WRITTEN INSTRUCTION:
In the listing below, find every line containing "spazio" and copy it out.

DATASET EXCERPTS:
###
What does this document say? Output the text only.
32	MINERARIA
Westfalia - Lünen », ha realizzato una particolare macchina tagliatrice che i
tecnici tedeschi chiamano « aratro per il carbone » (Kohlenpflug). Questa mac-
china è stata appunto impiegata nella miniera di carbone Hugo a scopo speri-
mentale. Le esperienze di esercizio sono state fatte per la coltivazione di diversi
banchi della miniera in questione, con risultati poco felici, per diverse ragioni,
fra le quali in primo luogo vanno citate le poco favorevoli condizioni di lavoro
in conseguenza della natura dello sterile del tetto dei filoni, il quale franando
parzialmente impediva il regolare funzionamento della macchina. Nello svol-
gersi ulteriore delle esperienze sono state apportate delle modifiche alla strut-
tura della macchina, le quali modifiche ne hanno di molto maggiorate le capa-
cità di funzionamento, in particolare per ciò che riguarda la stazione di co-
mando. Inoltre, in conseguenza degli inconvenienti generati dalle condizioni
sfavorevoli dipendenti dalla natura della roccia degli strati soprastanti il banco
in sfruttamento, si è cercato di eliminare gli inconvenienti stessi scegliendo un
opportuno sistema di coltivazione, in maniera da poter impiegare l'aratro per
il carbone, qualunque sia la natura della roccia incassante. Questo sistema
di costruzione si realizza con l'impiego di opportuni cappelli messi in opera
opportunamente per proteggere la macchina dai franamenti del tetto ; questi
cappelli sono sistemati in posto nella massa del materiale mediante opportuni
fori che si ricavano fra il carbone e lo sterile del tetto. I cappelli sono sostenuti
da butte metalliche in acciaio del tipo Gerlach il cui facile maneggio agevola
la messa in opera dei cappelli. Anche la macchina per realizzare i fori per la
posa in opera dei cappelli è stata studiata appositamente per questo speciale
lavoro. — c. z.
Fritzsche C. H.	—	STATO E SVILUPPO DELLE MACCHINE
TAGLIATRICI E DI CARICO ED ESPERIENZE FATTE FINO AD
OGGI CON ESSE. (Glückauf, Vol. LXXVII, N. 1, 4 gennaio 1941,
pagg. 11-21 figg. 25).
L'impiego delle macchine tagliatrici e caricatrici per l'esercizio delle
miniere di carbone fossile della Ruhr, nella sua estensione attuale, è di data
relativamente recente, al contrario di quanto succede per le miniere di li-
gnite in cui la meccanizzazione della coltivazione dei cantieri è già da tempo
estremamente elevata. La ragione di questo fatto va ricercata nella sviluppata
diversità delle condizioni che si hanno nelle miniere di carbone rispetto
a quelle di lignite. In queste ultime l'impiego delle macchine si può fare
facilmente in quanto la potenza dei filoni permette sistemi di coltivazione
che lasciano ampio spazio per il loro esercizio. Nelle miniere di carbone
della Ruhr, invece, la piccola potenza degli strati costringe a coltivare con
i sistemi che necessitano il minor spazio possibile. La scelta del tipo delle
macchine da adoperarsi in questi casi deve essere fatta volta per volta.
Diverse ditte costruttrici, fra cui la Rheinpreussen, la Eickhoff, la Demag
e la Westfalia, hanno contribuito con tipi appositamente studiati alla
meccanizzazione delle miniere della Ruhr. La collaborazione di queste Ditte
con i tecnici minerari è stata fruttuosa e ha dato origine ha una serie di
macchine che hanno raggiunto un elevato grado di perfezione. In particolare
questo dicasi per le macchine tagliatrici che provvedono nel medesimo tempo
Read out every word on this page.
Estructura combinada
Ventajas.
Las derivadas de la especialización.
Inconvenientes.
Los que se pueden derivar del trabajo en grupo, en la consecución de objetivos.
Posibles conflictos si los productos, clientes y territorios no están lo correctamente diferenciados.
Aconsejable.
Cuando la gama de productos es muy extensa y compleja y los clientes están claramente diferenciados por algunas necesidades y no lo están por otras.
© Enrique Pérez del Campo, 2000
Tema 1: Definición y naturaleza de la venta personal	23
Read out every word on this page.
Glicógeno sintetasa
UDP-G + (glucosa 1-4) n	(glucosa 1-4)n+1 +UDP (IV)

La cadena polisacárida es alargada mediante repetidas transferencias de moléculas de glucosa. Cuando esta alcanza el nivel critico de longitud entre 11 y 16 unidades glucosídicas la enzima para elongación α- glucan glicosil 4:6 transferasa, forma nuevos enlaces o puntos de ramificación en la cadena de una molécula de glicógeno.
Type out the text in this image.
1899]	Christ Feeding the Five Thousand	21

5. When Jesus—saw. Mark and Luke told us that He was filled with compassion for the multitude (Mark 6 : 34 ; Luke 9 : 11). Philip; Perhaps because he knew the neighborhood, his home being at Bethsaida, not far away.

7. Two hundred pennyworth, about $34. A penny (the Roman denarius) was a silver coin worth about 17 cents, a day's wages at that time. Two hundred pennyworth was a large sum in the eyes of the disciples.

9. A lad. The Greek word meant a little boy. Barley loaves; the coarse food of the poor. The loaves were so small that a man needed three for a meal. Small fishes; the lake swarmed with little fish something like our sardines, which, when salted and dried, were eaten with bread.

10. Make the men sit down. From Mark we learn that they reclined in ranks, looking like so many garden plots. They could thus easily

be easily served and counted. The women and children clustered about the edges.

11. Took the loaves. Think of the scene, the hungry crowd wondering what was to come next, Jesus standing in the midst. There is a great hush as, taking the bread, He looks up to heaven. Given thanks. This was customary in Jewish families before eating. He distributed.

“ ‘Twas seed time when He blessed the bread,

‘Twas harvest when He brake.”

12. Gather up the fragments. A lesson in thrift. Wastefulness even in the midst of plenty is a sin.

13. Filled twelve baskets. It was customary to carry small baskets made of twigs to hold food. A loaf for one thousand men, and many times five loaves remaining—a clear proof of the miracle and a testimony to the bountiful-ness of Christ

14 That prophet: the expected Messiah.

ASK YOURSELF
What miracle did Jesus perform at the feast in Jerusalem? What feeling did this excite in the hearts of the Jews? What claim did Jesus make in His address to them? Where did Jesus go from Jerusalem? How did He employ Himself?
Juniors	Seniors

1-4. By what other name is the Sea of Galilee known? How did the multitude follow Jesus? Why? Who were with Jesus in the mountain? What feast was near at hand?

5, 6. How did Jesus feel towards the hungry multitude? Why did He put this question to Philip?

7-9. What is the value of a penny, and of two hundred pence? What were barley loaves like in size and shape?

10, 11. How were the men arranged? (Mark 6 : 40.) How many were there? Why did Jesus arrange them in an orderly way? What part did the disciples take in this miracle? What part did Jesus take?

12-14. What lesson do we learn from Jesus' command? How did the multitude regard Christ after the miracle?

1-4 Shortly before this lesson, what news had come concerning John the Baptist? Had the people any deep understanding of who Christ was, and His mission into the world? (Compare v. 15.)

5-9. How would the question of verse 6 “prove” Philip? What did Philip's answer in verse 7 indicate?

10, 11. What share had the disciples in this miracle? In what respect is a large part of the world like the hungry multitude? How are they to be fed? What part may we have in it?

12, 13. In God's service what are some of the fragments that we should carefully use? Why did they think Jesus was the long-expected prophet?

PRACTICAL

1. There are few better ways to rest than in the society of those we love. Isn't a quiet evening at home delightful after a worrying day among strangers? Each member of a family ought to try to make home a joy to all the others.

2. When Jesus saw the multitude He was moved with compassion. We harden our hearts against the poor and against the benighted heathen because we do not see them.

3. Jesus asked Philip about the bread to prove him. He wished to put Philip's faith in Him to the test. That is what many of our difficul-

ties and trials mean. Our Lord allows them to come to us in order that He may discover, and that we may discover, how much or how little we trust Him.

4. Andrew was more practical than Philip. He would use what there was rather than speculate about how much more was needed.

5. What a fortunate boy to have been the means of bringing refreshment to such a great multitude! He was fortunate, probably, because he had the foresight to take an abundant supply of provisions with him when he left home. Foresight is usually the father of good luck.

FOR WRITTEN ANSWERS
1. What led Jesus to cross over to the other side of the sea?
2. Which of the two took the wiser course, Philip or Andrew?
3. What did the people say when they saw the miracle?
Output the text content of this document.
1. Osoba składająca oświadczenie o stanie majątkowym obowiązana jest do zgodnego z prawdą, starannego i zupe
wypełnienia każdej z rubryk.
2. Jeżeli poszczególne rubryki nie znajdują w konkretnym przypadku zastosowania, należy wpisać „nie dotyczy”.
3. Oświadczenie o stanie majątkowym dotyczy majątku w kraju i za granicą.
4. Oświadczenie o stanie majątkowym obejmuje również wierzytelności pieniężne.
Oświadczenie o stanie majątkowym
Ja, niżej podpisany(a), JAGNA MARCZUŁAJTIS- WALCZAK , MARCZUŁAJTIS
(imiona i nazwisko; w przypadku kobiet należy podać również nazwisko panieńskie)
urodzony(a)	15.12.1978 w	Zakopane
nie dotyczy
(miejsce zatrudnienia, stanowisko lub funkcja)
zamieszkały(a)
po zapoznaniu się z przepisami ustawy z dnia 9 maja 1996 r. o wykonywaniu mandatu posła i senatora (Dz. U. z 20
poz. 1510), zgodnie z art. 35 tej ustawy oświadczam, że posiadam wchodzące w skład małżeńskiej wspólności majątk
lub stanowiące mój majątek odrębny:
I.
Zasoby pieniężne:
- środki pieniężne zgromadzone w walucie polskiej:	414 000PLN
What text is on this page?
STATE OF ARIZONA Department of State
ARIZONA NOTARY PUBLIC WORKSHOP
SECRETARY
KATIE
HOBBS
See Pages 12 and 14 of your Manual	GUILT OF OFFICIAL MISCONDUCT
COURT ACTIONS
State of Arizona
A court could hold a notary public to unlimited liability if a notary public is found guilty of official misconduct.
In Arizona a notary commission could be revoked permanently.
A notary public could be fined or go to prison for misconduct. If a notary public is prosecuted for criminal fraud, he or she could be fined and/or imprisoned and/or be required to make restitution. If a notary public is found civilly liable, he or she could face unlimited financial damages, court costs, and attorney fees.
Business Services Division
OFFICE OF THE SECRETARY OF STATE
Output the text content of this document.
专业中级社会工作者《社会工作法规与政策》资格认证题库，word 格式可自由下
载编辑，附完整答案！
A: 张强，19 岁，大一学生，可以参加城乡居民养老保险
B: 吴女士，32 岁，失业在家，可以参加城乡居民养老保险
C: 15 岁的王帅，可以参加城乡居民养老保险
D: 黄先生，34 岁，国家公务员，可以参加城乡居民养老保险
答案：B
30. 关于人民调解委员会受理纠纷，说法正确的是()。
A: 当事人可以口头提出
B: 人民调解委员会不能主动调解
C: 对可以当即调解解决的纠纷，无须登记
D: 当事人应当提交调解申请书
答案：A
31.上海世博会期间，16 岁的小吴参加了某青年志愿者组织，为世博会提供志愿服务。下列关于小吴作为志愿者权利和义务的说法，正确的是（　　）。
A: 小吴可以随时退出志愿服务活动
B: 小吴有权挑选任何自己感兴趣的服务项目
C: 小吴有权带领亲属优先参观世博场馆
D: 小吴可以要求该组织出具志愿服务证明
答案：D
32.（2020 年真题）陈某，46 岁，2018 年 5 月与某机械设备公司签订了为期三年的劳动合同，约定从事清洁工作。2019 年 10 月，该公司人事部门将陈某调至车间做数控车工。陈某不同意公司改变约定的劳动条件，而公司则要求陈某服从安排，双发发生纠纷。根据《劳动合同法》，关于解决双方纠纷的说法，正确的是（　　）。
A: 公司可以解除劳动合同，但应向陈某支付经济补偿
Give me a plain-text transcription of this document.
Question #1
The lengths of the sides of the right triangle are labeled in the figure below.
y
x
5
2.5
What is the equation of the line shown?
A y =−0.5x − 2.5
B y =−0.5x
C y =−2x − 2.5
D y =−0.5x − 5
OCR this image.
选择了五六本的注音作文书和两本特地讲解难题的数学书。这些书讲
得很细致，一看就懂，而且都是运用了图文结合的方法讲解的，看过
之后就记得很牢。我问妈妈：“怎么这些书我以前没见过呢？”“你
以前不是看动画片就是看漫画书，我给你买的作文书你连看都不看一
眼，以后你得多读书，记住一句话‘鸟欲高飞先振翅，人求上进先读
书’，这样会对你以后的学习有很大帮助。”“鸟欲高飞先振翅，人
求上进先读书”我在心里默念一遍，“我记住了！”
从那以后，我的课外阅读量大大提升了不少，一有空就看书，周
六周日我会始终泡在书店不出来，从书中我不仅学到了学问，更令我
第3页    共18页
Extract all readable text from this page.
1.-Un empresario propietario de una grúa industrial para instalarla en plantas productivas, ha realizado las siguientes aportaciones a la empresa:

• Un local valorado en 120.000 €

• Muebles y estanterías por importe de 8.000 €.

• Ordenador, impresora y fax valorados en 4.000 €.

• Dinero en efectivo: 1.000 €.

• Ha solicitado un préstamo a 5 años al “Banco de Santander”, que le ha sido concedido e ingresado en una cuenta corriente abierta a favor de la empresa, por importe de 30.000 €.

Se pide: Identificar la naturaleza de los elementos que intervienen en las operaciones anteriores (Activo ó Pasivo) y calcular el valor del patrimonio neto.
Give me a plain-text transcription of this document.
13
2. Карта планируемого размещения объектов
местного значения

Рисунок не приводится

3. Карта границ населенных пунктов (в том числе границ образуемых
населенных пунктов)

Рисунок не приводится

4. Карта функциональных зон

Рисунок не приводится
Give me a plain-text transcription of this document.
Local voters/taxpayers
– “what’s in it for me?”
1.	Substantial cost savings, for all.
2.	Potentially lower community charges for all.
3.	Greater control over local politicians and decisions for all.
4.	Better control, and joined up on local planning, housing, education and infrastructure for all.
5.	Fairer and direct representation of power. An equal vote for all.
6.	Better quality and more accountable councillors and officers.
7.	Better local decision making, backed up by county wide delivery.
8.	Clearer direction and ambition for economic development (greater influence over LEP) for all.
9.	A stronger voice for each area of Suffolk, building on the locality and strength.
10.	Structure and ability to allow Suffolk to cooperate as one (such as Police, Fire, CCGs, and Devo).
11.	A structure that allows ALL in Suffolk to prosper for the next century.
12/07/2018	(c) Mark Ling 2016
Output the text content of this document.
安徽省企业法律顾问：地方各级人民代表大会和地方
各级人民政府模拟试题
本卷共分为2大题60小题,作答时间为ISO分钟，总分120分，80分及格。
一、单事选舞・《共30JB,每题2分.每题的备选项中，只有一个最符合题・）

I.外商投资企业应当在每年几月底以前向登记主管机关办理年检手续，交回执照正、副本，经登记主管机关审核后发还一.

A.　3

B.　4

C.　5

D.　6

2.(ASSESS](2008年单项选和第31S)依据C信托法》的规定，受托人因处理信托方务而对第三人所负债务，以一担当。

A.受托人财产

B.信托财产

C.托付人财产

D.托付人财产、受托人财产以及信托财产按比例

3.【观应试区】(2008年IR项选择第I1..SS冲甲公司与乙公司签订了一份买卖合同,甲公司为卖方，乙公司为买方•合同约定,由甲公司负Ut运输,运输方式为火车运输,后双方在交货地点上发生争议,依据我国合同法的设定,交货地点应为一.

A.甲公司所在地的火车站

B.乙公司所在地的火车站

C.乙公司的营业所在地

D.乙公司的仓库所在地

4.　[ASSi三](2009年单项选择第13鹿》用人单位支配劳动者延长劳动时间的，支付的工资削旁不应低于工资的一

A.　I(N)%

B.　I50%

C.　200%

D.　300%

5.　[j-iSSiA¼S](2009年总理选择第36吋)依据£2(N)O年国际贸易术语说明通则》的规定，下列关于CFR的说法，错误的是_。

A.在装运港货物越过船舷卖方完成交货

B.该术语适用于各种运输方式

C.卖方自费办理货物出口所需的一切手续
###
SOLUTION TO THIS PROBLEM:
che lasciano ampio spazio per il loro esercizio. Nelle miniere di carbone
i sistemi che necessitano il minor spazio possibile. La scelta del tipo delle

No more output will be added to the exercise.